[WHAT THIS TASK INVOLVES]: Copy all of the data below word for word, keeping every line as it is.
• • • • • • •
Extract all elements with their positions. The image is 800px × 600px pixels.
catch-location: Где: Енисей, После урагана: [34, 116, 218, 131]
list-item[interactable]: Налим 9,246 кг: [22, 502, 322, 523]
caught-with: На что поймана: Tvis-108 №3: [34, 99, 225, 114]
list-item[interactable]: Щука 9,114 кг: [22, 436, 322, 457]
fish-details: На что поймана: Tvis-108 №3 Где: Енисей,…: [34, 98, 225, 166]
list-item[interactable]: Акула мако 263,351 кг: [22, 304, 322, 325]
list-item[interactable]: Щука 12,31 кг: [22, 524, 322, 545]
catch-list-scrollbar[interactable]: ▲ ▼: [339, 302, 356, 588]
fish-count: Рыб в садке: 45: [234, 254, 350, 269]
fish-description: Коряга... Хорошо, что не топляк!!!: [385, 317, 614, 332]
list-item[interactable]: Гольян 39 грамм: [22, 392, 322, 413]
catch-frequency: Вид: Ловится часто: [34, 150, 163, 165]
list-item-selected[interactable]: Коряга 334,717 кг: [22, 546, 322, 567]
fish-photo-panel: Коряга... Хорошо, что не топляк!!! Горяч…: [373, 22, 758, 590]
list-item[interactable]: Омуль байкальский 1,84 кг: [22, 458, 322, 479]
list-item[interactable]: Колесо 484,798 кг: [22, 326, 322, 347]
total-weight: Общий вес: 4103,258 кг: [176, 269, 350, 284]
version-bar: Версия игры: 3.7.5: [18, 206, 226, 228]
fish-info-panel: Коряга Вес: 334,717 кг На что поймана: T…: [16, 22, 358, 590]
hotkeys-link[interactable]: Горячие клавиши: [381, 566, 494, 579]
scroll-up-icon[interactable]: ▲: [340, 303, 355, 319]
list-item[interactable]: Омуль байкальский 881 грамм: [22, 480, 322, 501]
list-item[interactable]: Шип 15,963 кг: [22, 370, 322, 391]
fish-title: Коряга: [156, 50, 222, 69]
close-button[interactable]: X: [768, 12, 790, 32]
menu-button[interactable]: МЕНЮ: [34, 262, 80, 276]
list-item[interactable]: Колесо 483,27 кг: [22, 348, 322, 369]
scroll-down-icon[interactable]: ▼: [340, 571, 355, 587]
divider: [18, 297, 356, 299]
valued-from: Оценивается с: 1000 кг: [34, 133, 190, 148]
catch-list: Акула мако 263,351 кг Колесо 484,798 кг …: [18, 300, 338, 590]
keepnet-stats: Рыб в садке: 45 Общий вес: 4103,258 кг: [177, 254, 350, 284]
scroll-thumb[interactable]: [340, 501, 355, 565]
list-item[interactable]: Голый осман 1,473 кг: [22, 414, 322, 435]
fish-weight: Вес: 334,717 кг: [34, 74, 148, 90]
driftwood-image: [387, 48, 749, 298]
• • • • • • •
[RESPONSE FOR THIS EXERCISE]:
Extract all elements with their positions. The image is 800px × 600px pixels.
catch-location: Где: Енисей, После урагана: [34, 116, 218, 131]
list-item[interactable]: Налим 9,246 кг: [22, 502, 322, 523]
caught-with: На что поймана: Tvis-108 №3: [34, 99, 225, 114]
list-item[interactable]: Щука 9,114 кг: [22, 436, 322, 457]
fish-details: На что поймана: Tvis-108 №3 Где: Енисей,…: [34, 98, 225, 166]
list-item[interactable]: Акула мако 263,351 кг: [22, 304, 322, 325]
list-item[interactable]: Щука 12,31 кг: [22, 524, 322, 545]
catch-list-scrollbar[interactable]: ▲ ▼: [339, 302, 356, 588]
fish-count: Рыб в садке: 45: [234, 254, 350, 269]
fish-description: Коряга... Хорошо, что не топляк!!!: [385, 317, 614, 332]
list-item[interactable]: Гольян 39 грамм: [22, 392, 322, 413]
catch-frequency: Вид: Ловится часто: [34, 150, 163, 165]
list-item-selected[interactable]: Коряга 334,717 кг: [22, 546, 322, 567]
fish-photo-panel: Коряга... Хорошо, что не топляк!!! Горяч…: [373, 22, 758, 590]
list-item[interactable]: Омуль байкальский 1,84 кг: [22, 458, 322, 479]
list-item[interactable]: Колесо 484,798 кг: [22, 326, 322, 347]
total-weight: Общий вес: 4103,258 кг: [176, 269, 350, 284]
version-bar: Версия игры: 3.7.5: [18, 206, 226, 228]
fish-info-panel: Коряга Вес: 334,717 кг На что поймана: T…: [16, 22, 358, 590]
hotkeys-link[interactable]: Горячие клавиши: [381, 566, 494, 579]
scroll-up-icon[interactable]: ▲: [340, 303, 355, 319]
list-item[interactable]: Омуль байкальский 881 грамм: [22, 480, 322, 501]
list-item[interactable]: Шип 15,963 кг: [22, 370, 322, 391]
fish-title: Коряга: [156, 50, 222, 69]
close-button[interactable]: X: [768, 12, 790, 32]
menu-button[interactable]: МЕНЮ: [34, 262, 80, 276]
list-item[interactable]: Колесо 483,27 кг: [22, 348, 322, 369]
scroll-down-icon[interactable]: ▼: [340, 571, 355, 587]
divider: [18, 297, 356, 299]
valued-from: Оценивается с: 1000 кг: [34, 133, 190, 148]
catch-list: Акула мако 263,351 кг Колесо 484,798 кг …: [18, 300, 338, 590]
keepnet-stats: Рыб в садке: 45 Общий вес: 4103,258 кг: [177, 254, 350, 284]
scroll-thumb[interactable]: [340, 501, 355, 565]
list-item[interactable]: Голый осман 1,473 кг: [22, 414, 322, 435]
fish-weight: Вес: 334,717 кг: [34, 74, 148, 90]
driftwood-image: [387, 48, 749, 298]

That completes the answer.